Pick out the lines below that include the string "image".

## Material provided

--- start ---

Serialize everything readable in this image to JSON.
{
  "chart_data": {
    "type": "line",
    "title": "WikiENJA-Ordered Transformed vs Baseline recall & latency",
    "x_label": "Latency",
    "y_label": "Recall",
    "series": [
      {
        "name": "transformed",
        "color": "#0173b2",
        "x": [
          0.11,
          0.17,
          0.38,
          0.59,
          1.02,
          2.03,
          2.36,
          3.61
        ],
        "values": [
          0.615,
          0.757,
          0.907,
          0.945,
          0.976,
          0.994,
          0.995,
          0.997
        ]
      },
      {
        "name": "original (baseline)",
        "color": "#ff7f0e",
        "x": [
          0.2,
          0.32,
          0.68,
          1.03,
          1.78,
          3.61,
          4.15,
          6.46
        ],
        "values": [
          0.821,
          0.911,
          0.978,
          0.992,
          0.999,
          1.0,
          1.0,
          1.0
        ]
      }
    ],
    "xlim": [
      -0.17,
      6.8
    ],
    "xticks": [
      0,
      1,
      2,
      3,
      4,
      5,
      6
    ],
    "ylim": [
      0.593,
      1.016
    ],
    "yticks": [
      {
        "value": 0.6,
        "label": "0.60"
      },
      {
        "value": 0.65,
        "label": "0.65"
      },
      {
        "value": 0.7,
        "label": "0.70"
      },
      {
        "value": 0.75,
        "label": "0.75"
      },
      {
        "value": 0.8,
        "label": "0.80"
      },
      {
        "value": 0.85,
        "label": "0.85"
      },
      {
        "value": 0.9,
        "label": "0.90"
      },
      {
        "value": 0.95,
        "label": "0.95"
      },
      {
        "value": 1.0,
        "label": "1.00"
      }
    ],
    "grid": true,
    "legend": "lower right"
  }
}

--- end ---
--- start ---

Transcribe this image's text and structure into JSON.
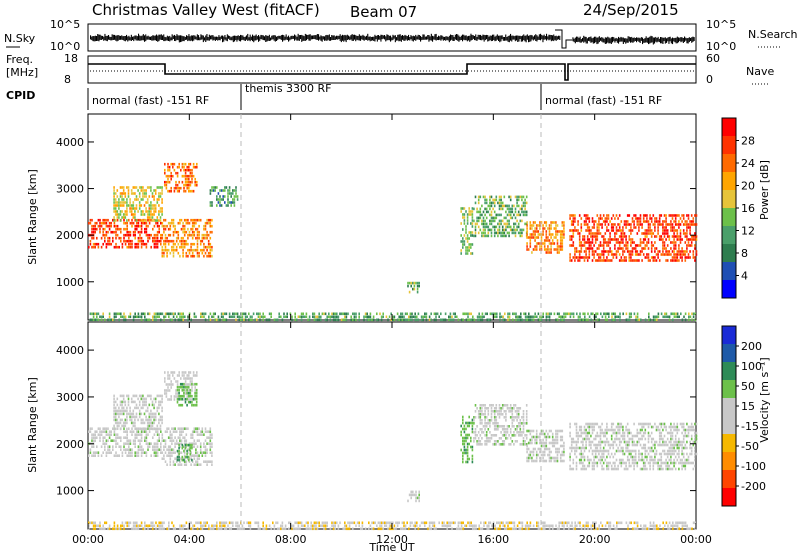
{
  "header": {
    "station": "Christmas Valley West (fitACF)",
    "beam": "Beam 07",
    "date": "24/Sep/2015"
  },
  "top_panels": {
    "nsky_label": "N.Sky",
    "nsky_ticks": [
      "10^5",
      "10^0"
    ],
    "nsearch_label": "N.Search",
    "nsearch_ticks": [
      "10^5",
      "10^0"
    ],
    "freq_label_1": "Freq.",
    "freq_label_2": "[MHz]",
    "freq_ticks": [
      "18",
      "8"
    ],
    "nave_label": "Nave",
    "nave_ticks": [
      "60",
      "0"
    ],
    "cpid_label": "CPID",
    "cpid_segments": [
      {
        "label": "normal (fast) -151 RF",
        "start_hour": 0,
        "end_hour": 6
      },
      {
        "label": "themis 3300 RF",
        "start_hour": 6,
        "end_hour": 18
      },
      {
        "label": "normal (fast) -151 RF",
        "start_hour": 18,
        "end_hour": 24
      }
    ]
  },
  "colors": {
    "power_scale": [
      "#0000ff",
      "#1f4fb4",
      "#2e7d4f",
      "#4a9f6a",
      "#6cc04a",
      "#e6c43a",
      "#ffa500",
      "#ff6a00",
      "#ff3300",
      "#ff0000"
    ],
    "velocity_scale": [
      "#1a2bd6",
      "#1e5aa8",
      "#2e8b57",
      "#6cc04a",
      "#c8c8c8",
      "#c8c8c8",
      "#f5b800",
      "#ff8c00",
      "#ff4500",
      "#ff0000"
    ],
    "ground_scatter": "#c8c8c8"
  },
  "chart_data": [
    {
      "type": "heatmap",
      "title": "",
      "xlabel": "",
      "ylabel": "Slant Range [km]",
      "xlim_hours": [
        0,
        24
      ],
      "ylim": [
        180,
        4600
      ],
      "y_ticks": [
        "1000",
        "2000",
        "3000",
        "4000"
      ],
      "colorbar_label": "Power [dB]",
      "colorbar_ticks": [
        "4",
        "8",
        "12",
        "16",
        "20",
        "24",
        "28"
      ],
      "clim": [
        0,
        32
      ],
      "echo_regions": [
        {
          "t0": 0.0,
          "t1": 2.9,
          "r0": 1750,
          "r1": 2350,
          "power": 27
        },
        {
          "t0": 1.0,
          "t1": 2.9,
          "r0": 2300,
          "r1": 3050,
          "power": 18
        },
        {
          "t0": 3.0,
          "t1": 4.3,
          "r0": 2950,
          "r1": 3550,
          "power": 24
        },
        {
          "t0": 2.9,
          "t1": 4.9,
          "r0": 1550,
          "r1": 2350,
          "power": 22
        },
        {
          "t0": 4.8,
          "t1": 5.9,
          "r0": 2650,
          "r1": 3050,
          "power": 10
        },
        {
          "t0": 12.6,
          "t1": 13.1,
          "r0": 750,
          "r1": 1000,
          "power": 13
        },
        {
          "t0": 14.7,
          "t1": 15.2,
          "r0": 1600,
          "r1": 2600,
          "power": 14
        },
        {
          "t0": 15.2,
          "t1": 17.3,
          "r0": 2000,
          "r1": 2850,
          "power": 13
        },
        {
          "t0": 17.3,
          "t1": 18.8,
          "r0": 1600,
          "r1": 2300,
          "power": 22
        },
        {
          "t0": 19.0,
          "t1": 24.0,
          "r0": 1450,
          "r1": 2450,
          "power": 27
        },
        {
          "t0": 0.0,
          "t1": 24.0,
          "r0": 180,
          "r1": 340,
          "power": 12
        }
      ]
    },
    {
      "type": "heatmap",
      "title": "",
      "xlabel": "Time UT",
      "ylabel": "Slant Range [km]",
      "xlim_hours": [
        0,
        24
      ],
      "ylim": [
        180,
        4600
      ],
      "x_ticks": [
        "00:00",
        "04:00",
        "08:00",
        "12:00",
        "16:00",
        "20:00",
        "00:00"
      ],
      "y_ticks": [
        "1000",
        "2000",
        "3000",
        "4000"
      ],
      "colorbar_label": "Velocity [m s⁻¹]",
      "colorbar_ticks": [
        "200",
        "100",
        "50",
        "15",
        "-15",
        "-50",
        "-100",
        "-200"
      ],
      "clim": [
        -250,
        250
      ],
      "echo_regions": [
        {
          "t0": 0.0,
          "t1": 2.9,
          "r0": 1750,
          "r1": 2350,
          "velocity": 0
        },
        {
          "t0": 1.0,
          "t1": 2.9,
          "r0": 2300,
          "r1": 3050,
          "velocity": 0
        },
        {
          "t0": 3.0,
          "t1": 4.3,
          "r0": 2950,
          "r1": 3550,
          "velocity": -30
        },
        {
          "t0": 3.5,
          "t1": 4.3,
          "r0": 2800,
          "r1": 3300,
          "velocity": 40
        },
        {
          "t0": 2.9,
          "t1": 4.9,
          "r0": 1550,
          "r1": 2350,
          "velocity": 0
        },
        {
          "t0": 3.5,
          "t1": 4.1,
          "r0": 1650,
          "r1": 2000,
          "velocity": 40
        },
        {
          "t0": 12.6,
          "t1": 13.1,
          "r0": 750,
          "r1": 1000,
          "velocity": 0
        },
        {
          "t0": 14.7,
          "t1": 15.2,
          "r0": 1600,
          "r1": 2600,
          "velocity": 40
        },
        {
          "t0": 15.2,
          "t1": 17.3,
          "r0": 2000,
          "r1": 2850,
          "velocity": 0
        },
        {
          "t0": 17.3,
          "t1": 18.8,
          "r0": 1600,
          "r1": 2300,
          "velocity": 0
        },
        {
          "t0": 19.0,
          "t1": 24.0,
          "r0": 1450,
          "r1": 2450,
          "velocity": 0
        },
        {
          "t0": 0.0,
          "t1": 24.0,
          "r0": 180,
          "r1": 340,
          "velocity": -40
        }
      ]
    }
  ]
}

--- end ---

## The reply
Serialize everything readable in this image to JSON.
Transcribe this image's text and structure into JSON.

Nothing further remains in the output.